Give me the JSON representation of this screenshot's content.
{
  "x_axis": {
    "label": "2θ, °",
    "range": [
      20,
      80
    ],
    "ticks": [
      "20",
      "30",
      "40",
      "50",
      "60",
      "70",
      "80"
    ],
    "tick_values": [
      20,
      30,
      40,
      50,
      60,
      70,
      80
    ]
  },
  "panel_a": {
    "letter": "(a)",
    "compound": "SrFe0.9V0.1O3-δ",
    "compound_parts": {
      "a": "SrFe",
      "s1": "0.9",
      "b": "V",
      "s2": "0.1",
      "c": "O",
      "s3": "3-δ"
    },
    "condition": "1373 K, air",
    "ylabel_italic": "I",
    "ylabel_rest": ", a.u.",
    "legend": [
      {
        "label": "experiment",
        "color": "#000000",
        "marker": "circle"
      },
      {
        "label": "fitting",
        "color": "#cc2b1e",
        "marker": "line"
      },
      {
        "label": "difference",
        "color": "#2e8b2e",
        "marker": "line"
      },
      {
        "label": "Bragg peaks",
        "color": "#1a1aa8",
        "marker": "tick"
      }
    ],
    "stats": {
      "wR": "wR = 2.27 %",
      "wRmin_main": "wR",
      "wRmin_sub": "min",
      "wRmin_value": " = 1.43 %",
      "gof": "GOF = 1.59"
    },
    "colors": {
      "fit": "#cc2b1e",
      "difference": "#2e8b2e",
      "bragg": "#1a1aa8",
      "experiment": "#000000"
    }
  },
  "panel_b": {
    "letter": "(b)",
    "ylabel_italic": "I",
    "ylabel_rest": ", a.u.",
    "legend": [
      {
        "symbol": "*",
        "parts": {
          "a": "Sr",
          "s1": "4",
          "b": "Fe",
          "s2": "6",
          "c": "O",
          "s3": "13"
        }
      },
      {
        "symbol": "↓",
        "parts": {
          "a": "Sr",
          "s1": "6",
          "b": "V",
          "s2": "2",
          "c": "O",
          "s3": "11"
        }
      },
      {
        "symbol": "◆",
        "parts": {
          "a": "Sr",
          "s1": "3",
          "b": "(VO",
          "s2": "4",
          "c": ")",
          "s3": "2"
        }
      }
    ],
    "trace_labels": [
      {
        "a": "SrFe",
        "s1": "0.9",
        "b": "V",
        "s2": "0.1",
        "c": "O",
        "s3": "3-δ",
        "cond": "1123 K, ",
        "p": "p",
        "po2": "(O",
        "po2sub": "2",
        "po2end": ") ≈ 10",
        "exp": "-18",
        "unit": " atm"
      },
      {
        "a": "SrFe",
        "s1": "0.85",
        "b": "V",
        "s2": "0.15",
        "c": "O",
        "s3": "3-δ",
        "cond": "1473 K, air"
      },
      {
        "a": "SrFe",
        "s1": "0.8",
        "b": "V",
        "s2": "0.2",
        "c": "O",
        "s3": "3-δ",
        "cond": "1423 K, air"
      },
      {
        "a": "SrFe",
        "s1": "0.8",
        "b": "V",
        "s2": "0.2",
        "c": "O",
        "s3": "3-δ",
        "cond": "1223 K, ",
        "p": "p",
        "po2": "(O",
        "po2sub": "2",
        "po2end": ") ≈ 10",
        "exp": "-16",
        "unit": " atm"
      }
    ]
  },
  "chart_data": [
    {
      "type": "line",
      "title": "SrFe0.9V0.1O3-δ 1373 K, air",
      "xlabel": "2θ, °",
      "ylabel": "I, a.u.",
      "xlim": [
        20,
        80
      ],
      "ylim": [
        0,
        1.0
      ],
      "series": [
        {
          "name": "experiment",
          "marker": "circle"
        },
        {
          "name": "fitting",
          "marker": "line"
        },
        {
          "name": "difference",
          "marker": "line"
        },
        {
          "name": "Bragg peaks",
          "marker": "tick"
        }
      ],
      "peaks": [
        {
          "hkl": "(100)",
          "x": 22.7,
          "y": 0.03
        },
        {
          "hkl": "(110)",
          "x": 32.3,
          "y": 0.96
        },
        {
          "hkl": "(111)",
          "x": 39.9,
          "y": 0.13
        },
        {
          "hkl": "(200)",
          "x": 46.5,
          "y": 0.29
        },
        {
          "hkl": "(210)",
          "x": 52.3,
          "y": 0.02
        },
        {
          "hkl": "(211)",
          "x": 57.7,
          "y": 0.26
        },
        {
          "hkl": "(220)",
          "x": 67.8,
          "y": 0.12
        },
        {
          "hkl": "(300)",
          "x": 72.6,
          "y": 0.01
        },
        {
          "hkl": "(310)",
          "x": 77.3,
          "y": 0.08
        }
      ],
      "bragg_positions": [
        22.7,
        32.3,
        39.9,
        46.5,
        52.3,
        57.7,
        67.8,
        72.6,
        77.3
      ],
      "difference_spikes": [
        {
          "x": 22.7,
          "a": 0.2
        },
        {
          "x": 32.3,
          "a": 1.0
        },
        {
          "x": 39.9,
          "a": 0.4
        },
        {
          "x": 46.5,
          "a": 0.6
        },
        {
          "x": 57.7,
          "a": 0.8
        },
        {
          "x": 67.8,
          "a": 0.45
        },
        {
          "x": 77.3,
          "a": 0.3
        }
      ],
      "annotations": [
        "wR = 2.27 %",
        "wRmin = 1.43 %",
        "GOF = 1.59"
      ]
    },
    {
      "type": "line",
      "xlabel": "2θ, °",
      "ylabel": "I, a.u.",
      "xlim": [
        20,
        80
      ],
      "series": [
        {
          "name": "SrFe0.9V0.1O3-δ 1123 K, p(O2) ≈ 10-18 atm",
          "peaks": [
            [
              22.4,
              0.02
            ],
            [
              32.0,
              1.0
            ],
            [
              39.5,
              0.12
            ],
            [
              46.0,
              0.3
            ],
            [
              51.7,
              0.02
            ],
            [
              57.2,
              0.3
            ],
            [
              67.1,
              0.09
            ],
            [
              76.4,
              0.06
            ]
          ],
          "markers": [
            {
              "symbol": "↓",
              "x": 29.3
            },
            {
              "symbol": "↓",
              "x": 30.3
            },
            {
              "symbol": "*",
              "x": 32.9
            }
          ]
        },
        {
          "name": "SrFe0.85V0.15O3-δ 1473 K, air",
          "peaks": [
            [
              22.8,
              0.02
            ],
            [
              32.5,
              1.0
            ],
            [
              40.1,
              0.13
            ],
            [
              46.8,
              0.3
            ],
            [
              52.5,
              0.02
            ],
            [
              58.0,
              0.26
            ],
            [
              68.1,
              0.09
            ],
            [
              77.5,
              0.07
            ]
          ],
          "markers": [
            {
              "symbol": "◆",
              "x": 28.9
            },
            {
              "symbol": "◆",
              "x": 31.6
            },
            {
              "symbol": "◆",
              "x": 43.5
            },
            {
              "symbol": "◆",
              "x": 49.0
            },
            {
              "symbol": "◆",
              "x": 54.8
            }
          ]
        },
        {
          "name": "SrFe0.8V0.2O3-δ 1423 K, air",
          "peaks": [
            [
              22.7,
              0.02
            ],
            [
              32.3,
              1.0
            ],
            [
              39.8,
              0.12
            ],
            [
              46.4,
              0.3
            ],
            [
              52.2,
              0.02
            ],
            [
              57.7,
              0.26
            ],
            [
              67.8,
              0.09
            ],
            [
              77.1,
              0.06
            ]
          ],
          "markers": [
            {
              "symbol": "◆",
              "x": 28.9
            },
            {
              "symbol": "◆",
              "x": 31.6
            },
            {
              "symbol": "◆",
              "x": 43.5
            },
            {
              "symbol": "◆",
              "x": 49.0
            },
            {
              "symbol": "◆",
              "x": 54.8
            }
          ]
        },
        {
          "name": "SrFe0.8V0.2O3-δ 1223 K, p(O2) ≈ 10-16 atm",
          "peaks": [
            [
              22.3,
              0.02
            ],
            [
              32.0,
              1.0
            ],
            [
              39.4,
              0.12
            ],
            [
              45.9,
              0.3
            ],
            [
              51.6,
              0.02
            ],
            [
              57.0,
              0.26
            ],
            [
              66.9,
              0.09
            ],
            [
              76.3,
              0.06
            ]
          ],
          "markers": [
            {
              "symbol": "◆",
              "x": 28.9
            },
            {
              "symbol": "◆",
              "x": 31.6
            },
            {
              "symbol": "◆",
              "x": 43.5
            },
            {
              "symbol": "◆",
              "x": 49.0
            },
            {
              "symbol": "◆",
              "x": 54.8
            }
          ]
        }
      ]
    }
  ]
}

» **REQUIRED WORK**: Only the number is required: the count of lines containing the word "experiment".

» **TASK ANSWER**: 3